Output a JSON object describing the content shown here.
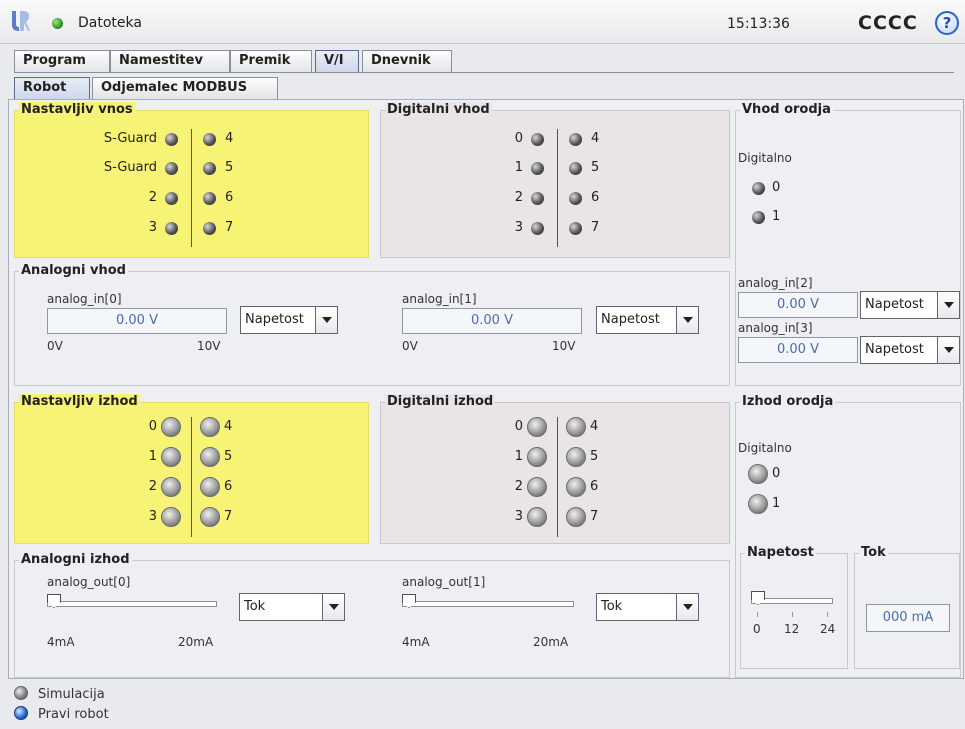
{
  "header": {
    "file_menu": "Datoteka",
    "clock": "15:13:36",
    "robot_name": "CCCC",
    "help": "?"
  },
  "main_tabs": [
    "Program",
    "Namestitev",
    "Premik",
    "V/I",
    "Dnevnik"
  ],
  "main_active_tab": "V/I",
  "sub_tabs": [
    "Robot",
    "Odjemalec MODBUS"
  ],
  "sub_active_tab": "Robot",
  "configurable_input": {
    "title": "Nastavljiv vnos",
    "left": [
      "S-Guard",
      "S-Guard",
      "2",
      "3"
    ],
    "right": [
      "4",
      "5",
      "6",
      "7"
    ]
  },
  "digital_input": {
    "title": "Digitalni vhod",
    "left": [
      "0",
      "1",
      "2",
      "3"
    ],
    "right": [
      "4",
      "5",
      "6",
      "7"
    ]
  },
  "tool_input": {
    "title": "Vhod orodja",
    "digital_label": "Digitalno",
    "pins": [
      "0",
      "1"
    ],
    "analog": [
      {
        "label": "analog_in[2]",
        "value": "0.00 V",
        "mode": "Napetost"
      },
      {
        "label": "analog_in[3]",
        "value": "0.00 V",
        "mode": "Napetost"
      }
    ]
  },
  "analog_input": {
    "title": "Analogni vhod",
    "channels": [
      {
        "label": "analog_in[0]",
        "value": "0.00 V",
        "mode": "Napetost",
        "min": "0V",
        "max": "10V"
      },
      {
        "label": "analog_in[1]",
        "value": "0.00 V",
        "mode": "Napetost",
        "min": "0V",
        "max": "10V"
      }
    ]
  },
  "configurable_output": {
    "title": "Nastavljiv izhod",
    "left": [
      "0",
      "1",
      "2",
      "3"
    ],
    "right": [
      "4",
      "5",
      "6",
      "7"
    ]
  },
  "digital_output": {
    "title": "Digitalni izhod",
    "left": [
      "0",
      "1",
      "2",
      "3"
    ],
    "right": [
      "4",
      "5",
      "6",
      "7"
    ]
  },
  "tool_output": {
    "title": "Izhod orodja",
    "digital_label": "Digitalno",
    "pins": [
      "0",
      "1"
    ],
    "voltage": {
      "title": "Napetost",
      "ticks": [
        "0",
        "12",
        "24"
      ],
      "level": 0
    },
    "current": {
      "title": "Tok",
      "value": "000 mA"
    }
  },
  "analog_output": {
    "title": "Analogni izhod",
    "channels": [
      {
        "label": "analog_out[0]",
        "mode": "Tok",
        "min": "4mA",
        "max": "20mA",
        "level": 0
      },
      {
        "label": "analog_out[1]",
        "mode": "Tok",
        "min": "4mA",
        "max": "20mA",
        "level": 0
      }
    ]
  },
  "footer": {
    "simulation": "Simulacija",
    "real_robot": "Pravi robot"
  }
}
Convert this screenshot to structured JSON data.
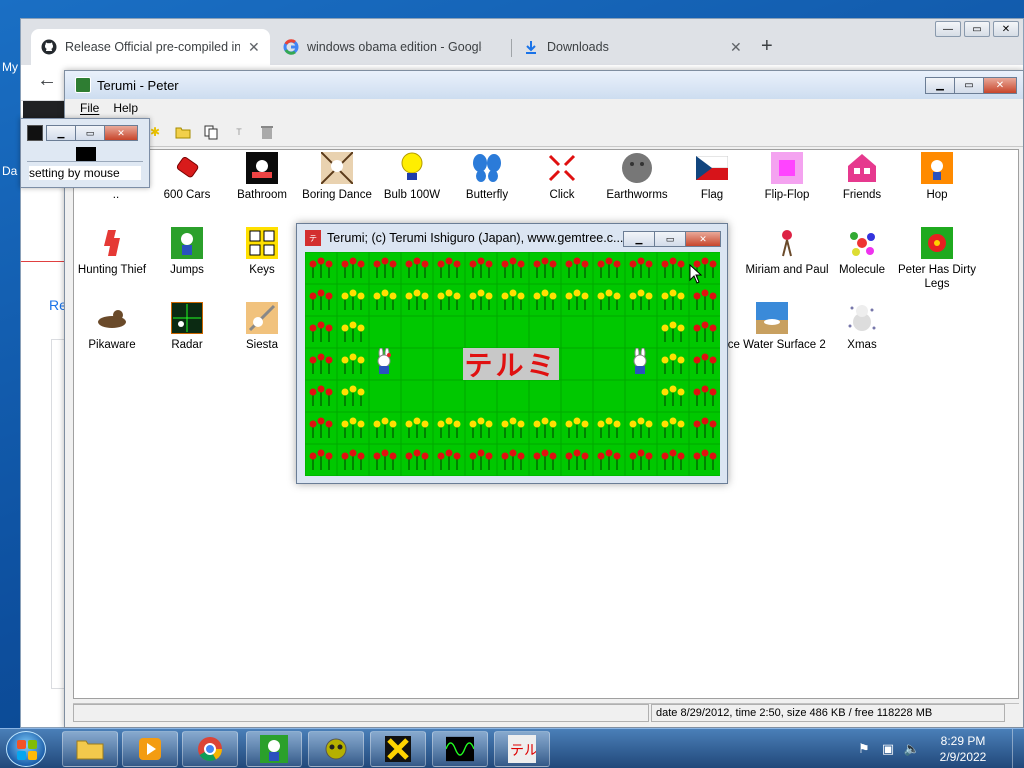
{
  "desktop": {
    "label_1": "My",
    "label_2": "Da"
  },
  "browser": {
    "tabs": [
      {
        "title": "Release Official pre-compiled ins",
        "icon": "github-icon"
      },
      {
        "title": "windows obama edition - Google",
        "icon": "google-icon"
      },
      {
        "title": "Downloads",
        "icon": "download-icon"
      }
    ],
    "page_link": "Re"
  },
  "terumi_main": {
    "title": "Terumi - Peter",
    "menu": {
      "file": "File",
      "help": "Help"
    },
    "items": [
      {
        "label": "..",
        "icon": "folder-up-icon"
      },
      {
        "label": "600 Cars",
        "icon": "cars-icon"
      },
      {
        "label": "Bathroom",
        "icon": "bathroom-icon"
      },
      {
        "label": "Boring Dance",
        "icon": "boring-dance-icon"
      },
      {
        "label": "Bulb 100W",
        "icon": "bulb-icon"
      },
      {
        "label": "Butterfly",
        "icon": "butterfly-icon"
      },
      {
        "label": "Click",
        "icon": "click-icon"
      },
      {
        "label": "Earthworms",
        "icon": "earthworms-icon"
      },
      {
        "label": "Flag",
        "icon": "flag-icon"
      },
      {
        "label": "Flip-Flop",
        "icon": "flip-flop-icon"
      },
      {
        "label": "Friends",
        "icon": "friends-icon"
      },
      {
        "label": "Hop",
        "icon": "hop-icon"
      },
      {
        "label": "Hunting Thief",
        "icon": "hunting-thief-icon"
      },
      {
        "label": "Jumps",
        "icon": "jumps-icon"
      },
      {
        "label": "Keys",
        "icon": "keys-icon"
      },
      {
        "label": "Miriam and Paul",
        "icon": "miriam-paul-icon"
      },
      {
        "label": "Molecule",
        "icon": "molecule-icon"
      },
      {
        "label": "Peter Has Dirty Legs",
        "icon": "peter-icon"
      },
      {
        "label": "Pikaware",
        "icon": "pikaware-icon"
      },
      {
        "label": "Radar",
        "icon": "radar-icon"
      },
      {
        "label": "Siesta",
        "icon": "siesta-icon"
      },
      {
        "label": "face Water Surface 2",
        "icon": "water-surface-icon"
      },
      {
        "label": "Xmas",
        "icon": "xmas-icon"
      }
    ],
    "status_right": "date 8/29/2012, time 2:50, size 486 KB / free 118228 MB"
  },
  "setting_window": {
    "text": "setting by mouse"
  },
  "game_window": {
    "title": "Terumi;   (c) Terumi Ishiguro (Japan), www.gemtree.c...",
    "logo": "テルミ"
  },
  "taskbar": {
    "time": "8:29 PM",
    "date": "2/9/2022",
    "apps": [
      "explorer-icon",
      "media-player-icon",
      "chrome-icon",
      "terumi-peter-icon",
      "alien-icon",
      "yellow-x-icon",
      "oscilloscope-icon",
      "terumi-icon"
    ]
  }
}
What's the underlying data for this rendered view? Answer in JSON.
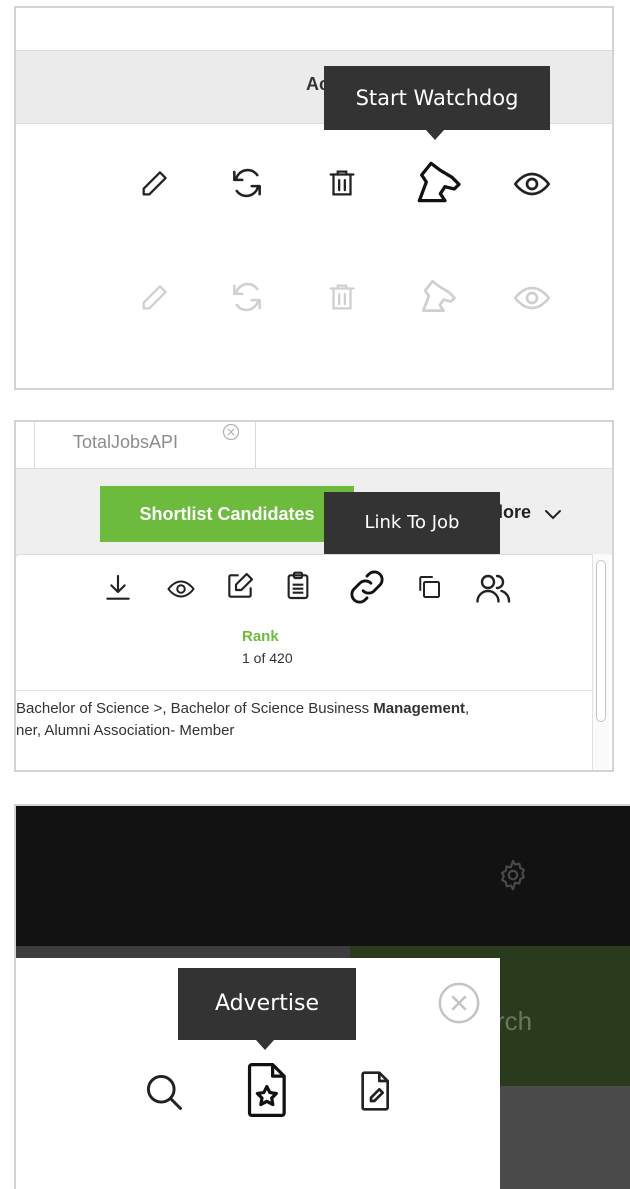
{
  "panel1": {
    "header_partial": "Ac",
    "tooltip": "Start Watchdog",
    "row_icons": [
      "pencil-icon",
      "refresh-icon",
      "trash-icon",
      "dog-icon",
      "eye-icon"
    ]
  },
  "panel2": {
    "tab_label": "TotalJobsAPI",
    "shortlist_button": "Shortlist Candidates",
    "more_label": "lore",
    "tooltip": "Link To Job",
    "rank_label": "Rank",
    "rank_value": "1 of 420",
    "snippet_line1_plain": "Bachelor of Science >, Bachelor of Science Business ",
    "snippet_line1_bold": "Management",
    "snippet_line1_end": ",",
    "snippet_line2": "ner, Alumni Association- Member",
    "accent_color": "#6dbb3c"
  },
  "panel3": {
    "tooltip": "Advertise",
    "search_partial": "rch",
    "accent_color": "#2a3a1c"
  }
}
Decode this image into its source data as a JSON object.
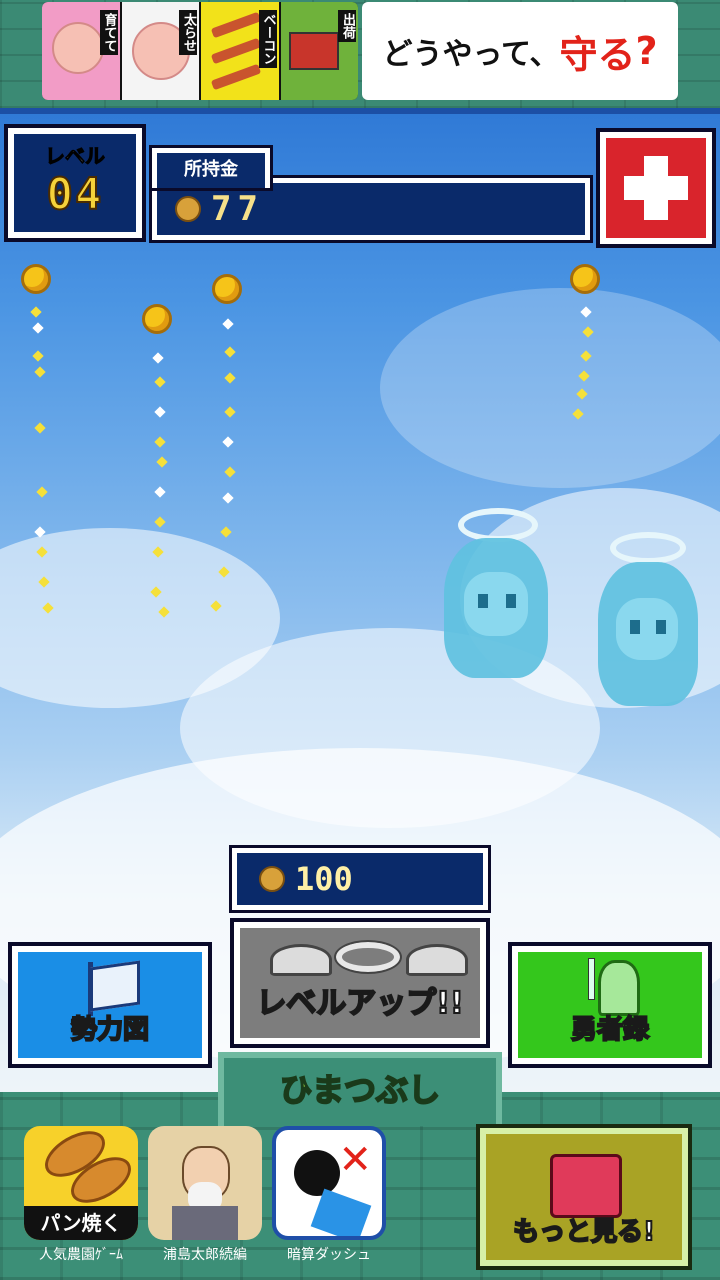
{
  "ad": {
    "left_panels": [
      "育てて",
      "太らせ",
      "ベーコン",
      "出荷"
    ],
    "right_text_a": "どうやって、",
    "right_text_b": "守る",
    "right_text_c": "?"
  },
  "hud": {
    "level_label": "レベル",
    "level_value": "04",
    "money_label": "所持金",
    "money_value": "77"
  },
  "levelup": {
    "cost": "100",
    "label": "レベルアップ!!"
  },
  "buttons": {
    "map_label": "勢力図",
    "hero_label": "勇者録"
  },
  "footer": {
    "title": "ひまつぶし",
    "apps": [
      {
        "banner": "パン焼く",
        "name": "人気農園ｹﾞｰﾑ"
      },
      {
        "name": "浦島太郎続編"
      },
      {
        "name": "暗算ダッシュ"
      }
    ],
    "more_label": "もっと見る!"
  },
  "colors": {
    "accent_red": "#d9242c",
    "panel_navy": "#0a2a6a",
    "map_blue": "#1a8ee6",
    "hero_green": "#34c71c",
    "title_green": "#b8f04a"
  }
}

=====

WHAT IS REQUIRED:
Give back every line exactly as it stands, pictures excluded.

EXERCISE OUTPUT:
Output a JSON object describing the content shown here.
{
  "header": {
    "file_menu": "Datoteka",
    "clock": "15:13:36",
    "robot_name": "CCCC",
    "help": "?"
  },
  "main_tabs": [
    "Program",
    "Namestitev",
    "Premik",
    "V/I",
    "Dnevnik"
  ],
  "main_active_tab": "V/I",
  "sub_tabs": [
    "Robot",
    "Odjemalec MODBUS"
  ],
  "sub_active_tab": "Robot",
  "configurable_input": {
    "title": "Nastavljiv vnos",
    "left": [
      "S-Guard",
      "S-Guard",
      "2",
      "3"
    ],
    "right": [
      "4",
      "5",
      "6",
      "7"
    ]
  },
  "digital_input": {
    "title": "Digitalni vhod",
    "left": [
      "0",
      "1",
      "2",
      "3"
    ],
    "right": [
      "4",
      "5",
      "6",
      "7"
    ]
  },
  "tool_input": {
    "title": "Vhod orodja",
    "digital_label": "Digitalno",
    "pins": [
      "0",
      "1"
    ],
    "analog": [
      {
        "label": "analog_in[2]",
        "value": "0.00 V",
        "mode": "Napetost"
      },
      {
        "label": "analog_in[3]",
        "value": "0.00 V",
        "mode": "Napetost"
      }
    ]
  },
  "analog_input": {
    "title": "Analogni vhod",
    "channels": [
      {
        "label": "analog_in[0]",
        "value": "0.00 V",
        "mode": "Napetost",
        "min": "0V",
        "max": "10V"
      },
      {
        "label": "analog_in[1]",
        "value": "0.00 V",
        "mode": "Napetost",
        "min": "0V",
        "max": "10V"
      }
    ]
  },
  "configurable_output": {
    "title": "Nastavljiv izhod",
    "left": [
      "0",
      "1",
      "2",
      "3"
    ],
    "right": [
      "4",
      "5",
      "6",
      "7"
    ]
  },
  "digital_output": {
    "title": "Digitalni izhod",
    "left": [
      "0",
      "1",
      "2",
      "3"
    ],
    "right": [
      "4",
      "5",
      "6",
      "7"
    ]
  },
  "tool_output": {
    "title": "Izhod orodja",
    "digital_label": "Digitalno",
    "pins": [
      "0",
      "1"
    ],
    "voltage": {
      "title": "Napetost",
      "ticks": [
        "0",
        "12",
        "24"
      ],
      "level": 0
    },
    "current": {
      "title": "Tok",
      "value": "000 mA"
    }
  },
  "analog_output": {
    "title": "Analogni izhod",
    "channels": [
      {
        "label": "analog_out[0]",
        "mode": "Tok",
        "min": "4mA",
        "max": "20mA",
        "level": 0
      },
      {
        "label": "analog_out[1]",
        "mode": "Tok",
        "min": "4mA",
        "max": "20mA",
        "level": 0
      }
    ]
  },
  "footer": {
    "simulation": "Simulacija",
    "real_robot": "Pravi robot"
  }
}
Convert this screenshot to structured JSON data.
{
  "desktop": {
    "label_1": "My",
    "label_2": "Da"
  },
  "browser": {
    "tabs": [
      {
        "title": "Release Official pre-compiled ins",
        "icon": "github-icon"
      },
      {
        "title": "windows obama edition - Google",
        "icon": "google-icon"
      },
      {
        "title": "Downloads",
        "icon": "download-icon"
      }
    ],
    "page_link": "Re"
  },
  "terumi_main": {
    "title": "Terumi - Peter",
    "menu": {
      "file": "File",
      "help": "Help"
    },
    "items": [
      {
        "label": "..",
        "icon": "folder-up-icon"
      },
      {
        "label": "600 Cars",
        "icon": "cars-icon"
      },
      {
        "label": "Bathroom",
        "icon": "bathroom-icon"
      },
      {
        "label": "Boring Dance",
        "icon": "boring-dance-icon"
      },
      {
        "label": "Bulb 100W",
        "icon": "bulb-icon"
      },
      {
        "label": "Butterfly",
        "icon": "butterfly-icon"
      },
      {
        "label": "Click",
        "icon": "click-icon"
      },
      {
        "label": "Earthworms",
        "icon": "earthworms-icon"
      },
      {
        "label": "Flag",
        "icon": "flag-icon"
      },
      {
        "label": "Flip-Flop",
        "icon": "flip-flop-icon"
      },
      {
        "label": "Friends",
        "icon": "friends-icon"
      },
      {
        "label": "Hop",
        "icon": "hop-icon"
      },
      {
        "label": "Hunting Thief",
        "icon": "hunting-thief-icon"
      },
      {
        "label": "Jumps",
        "icon": "jumps-icon"
      },
      {
        "label": "Keys",
        "icon": "keys-icon"
      },
      {
        "label": "Miriam and Paul",
        "icon": "miriam-paul-icon"
      },
      {
        "label": "Molecule",
        "icon": "molecule-icon"
      },
      {
        "label": "Peter Has Dirty Legs",
        "icon": "peter-icon"
      },
      {
        "label": "Pikaware",
        "icon": "pikaware-icon"
      },
      {
        "label": "Radar",
        "icon": "radar-icon"
      },
      {
        "label": "Siesta",
        "icon": "siesta-icon"
      },
      {
        "label": "face Water Surface 2",
        "icon": "water-surface-icon"
      },
      {
        "label": "Xmas",
        "icon": "xmas-icon"
      }
    ],
    "status_right": "date 8/29/2012, time 2:50, size 486 KB / free 118228 MB"
  },
  "setting_window": {
    "text": "setting by mouse"
  },
  "game_window": {
    "title": "Terumi;   (c) Terumi Ishiguro (Japan), www.gemtree.c...",
    "logo": "テルミ"
  },
  "taskbar": {
    "time": "8:29 PM",
    "date": "2/9/2022",
    "apps": [
      "explorer-icon",
      "media-player-icon",
      "chrome-icon",
      "terumi-peter-icon",
      "alien-icon",
      "yellow-x-icon",
      "oscilloscope-icon",
      "terumi-icon"
    ]
  }
}
What's the underlying data for this rendered view? Answer in JSON.
{
  "panel1": {
    "header_partial": "Ac",
    "tooltip": "Start Watchdog",
    "row_icons": [
      "pencil-icon",
      "refresh-icon",
      "trash-icon",
      "dog-icon",
      "eye-icon"
    ]
  },
  "panel2": {
    "tab_label": "TotalJobsAPI",
    "shortlist_button": "Shortlist Candidates",
    "more_label": "lore",
    "tooltip": "Link To Job",
    "rank_label": "Rank",
    "rank_value": "1 of 420",
    "snippet_line1_plain": "Bachelor of Science >, Bachelor of Science Business ",
    "snippet_line1_bold": "Management",
    "snippet_line1_end": ",",
    "snippet_line2": "ner, Alumni Association- Member",
    "accent_color": "#6dbb3c"
  },
  "panel3": {
    "tooltip": "Advertise",
    "search_partial": "rch",
    "accent_color": "#2a3a1c"
  }
}
Decode this image into its source data as a JSON object.
{
  "ad": {
    "left_panels": [
      "育てて",
      "太らせ",
      "ベーコン",
      "出荷"
    ],
    "right_text_a": "どうやって、",
    "right_text_b": "守る",
    "right_text_c": "?"
  },
  "hud": {
    "level_label": "レベル",
    "level_value": "04",
    "money_label": "所持金",
    "money_value": "77"
  },
  "levelup": {
    "cost": "100",
    "label": "レベルアップ!!"
  },
  "buttons": {
    "map_label": "勢力図",
    "hero_label": "勇者録"
  },
  "footer": {
    "title": "ひまつぶし",
    "apps": [
      {
        "banner": "パン焼く",
        "name": "人気農園ｹﾞｰﾑ"
      },
      {
        "name": "浦島太郎続編"
      },
      {
        "name": "暗算ダッシュ"
      }
    ],
    "more_label": "もっと見る!"
  },
  "colors": {
    "accent_red": "#d9242c",
    "panel_navy": "#0a2a6a",
    "map_blue": "#1a8ee6",
    "hero_green": "#34c71c",
    "title_green": "#b8f04a"
  }
}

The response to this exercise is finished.